§ **WHAT THE EXERCISE ASKS**
In the entries below, change every "ceiling-light" to "overhead-light" and reproduce everything from the line containing "Enumerate the UI" down to the line containing "Localize all elements.", with all else unchanged. Leave the pictures out of your answer.

[Layout annotation data]
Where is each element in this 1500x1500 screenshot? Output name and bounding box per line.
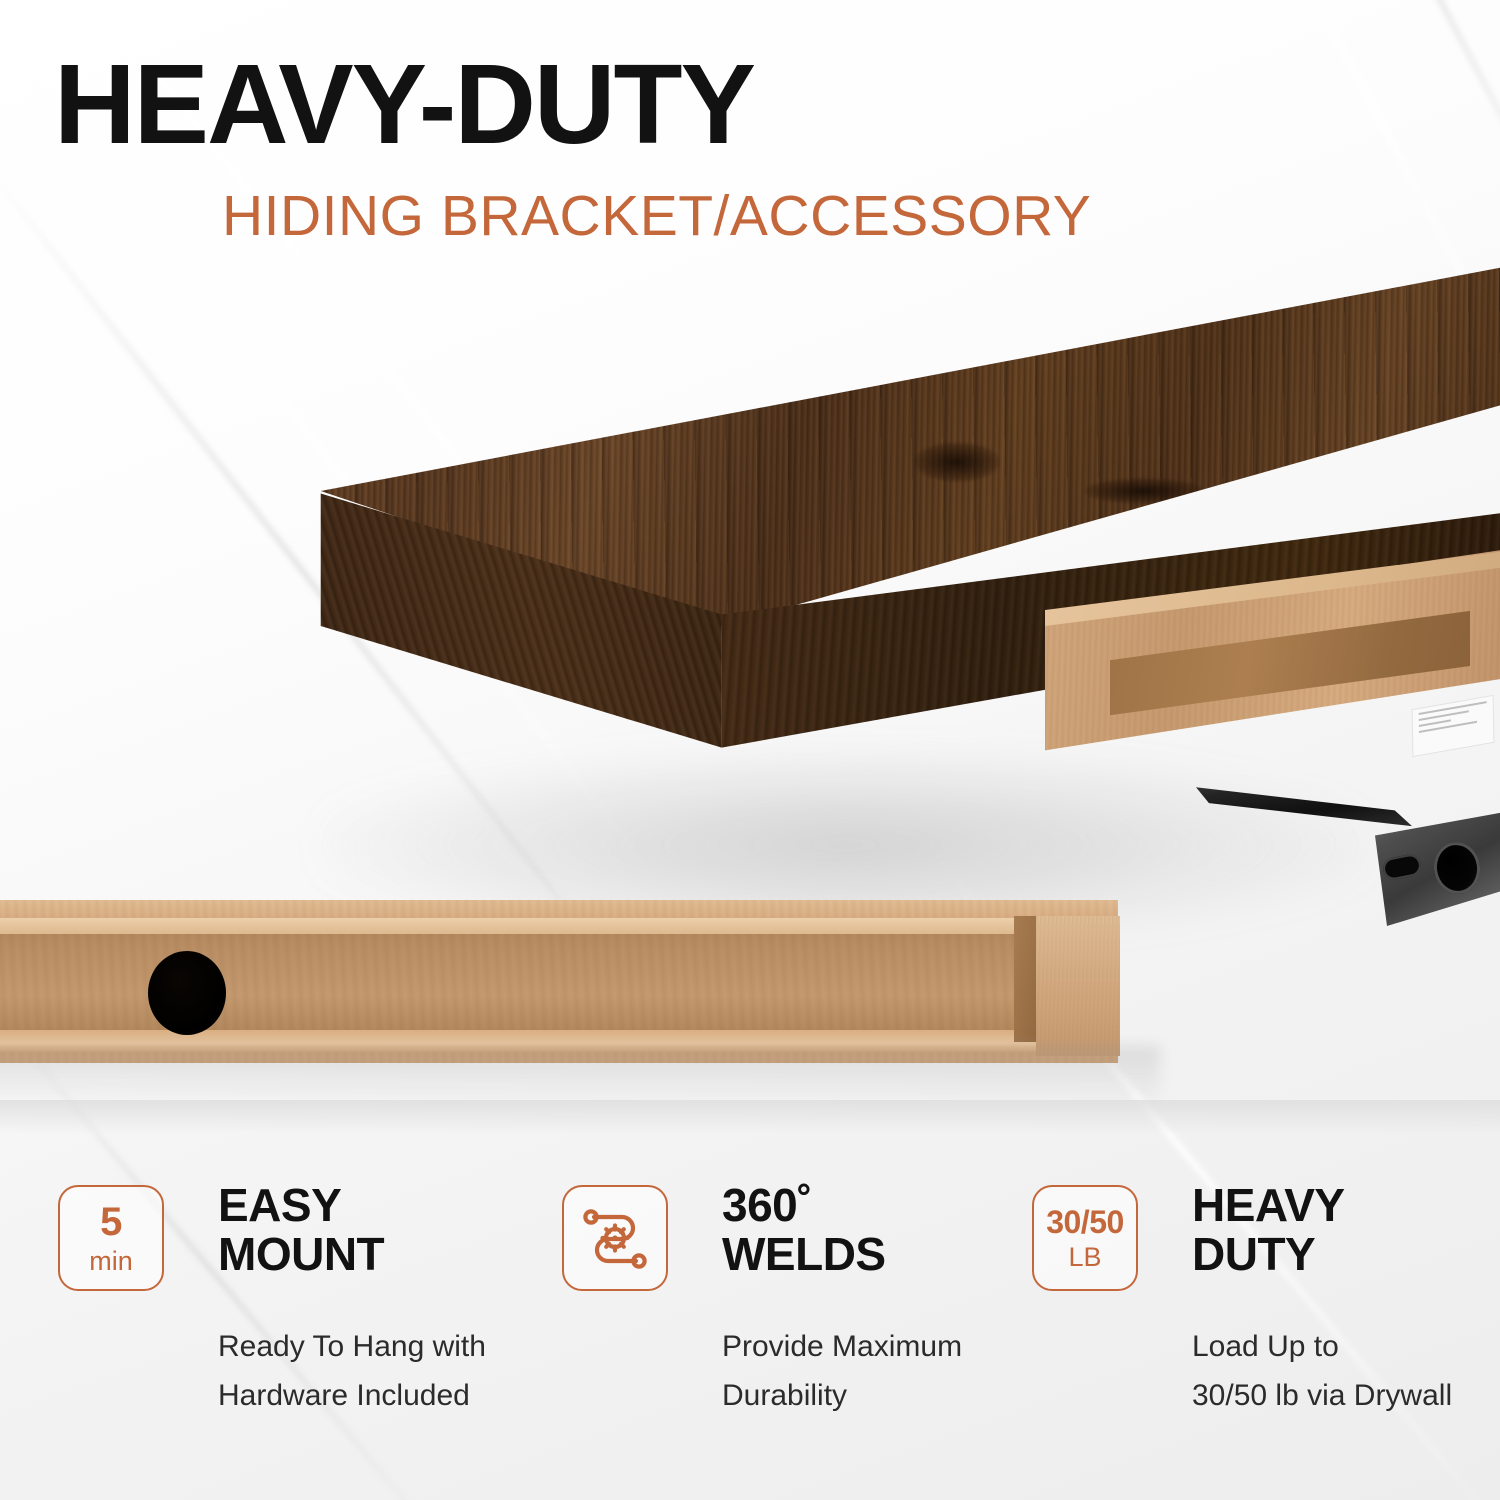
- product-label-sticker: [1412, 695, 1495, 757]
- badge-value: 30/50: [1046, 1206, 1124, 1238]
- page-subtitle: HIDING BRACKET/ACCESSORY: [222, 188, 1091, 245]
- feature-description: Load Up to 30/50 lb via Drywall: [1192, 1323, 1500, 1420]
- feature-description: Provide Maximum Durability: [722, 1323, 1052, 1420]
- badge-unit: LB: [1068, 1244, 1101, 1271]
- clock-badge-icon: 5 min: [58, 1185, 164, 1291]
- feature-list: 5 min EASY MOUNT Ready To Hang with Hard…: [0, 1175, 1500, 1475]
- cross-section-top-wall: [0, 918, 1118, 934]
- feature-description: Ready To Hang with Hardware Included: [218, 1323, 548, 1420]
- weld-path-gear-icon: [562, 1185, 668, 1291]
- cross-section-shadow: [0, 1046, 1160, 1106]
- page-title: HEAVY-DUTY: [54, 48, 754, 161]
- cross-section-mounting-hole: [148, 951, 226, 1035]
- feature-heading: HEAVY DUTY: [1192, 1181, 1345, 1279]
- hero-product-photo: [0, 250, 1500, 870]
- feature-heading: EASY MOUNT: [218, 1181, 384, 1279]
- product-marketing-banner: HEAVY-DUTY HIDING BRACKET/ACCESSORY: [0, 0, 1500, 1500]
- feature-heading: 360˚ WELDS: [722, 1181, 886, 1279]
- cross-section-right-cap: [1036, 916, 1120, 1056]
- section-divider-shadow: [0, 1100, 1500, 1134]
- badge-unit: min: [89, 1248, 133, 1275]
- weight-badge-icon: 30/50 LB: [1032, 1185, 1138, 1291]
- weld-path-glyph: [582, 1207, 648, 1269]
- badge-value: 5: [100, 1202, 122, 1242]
---
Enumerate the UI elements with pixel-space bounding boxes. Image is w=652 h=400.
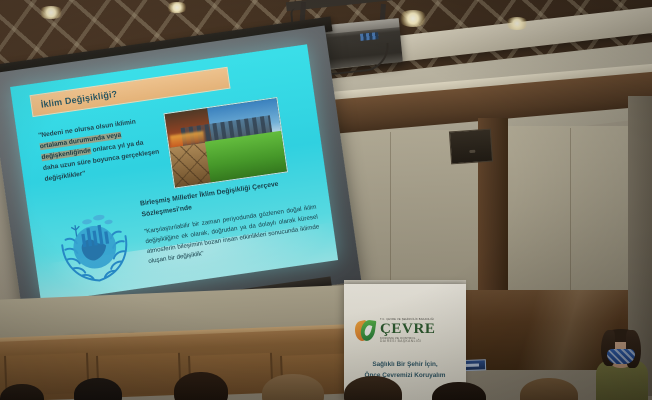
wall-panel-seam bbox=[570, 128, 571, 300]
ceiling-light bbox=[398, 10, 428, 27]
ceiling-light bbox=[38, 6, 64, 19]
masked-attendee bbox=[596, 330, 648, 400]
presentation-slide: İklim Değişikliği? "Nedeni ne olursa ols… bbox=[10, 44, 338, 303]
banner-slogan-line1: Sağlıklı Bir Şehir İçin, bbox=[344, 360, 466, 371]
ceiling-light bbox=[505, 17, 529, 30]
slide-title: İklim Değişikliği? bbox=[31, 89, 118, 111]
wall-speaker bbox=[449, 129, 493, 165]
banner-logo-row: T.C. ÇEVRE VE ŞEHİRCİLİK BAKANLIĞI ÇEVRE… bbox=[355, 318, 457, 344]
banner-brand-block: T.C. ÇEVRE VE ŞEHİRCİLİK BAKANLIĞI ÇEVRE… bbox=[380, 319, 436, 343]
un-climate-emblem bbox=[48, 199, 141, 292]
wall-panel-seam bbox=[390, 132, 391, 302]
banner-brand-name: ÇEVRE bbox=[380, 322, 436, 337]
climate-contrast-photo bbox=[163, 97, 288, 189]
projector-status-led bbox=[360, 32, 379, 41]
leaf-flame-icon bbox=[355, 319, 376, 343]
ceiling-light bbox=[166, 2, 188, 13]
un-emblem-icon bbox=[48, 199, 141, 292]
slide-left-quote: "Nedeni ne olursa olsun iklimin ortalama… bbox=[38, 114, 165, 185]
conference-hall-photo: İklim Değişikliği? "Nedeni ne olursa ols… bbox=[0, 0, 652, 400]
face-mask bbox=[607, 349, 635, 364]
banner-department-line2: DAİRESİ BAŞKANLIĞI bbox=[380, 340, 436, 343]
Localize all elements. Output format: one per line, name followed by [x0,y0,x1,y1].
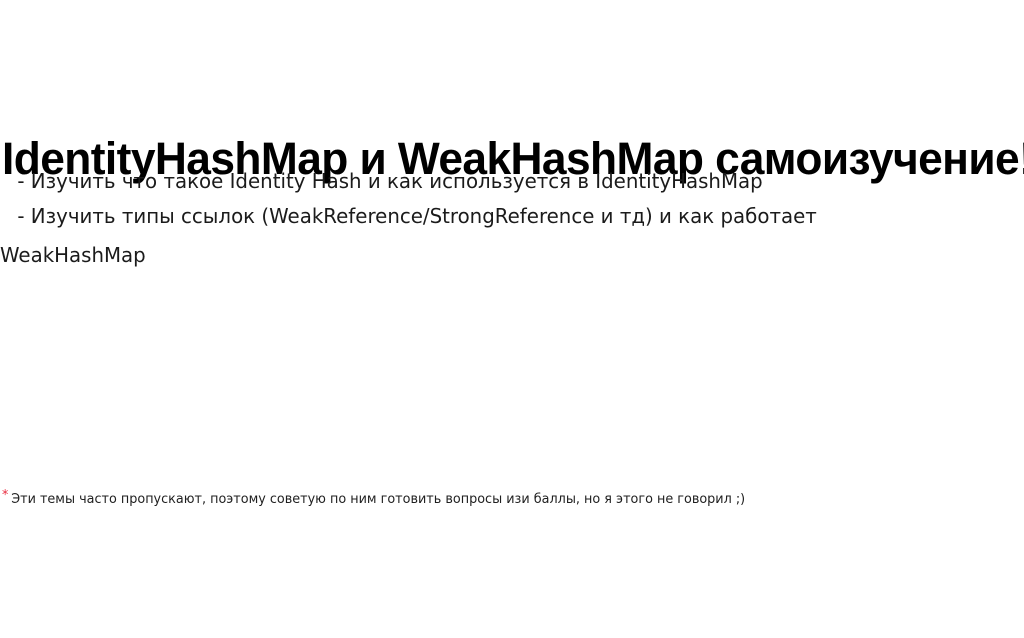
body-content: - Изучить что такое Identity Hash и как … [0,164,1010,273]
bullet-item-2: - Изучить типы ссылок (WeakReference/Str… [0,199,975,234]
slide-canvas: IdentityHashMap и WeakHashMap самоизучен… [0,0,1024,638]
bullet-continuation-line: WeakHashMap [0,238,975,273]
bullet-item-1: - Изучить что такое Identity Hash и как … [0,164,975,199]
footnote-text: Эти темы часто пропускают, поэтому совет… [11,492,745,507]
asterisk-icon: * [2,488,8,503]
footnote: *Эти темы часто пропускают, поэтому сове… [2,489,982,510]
---
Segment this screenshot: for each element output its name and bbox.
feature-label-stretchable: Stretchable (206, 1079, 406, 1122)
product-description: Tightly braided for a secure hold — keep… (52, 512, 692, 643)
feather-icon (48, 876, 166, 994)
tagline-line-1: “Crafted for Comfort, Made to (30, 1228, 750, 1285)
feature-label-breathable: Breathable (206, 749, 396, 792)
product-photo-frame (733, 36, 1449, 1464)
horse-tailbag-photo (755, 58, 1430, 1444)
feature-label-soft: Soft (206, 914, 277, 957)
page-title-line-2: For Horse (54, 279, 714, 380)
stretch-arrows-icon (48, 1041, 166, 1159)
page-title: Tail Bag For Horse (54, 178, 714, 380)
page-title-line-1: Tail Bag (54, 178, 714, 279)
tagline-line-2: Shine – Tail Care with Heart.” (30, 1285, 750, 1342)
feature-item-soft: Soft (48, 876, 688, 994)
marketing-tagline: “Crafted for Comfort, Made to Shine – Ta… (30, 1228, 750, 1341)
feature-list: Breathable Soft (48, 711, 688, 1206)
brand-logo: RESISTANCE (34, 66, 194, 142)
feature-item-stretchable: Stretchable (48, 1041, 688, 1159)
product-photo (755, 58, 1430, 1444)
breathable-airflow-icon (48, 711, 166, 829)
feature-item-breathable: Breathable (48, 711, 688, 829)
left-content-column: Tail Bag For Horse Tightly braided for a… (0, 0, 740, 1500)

§ **ANSWER TO THE EXERCISE**
Enumerate the UI elements with pixel-space bounding boxes. Image is w=652 h=400.
wall-panel-seam bbox=[570, 128, 571, 300]
overhead-light bbox=[398, 10, 428, 27]
overhead-light bbox=[38, 6, 64, 19]
masked-attendee bbox=[596, 330, 648, 400]
presentation-slide: İklim Değişikliği? "Nedeni ne olursa ols… bbox=[10, 44, 338, 303]
banner-slogan-line1: Sağlıklı Bir Şehir İçin, bbox=[344, 360, 466, 371]
overhead-light bbox=[505, 17, 529, 30]
slide-title: İklim Değişikliği? bbox=[31, 89, 118, 111]
wall-speaker bbox=[449, 129, 493, 165]
banner-logo-row: T.C. ÇEVRE VE ŞEHİRCİLİK BAKANLIĞI ÇEVRE… bbox=[355, 318, 457, 344]
banner-brand-block: T.C. ÇEVRE VE ŞEHİRCİLİK BAKANLIĞI ÇEVRE… bbox=[380, 319, 436, 343]
un-climate-emblem bbox=[48, 199, 141, 292]
wall-panel-seam bbox=[390, 132, 391, 302]
banner-brand-name: ÇEVRE bbox=[380, 322, 436, 337]
climate-contrast-photo bbox=[163, 97, 288, 189]
projector-status-led bbox=[360, 32, 379, 41]
leaf-flame-icon bbox=[355, 319, 376, 343]
overhead-light bbox=[166, 2, 188, 13]
un-emblem-icon bbox=[48, 199, 141, 292]
slide-left-quote: "Nedeni ne olursa olsun iklimin ortalama… bbox=[38, 114, 165, 185]
conference-hall-photo: İklim Değişikliği? "Nedeni ne olursa ols… bbox=[0, 0, 652, 400]
face-mask bbox=[607, 349, 635, 364]
banner-department-line2: DAİRESİ BAŞKANLIĞI bbox=[380, 340, 436, 343]
Localize all elements. Output format: one per line, name followed by [x0,y0,x1,y1].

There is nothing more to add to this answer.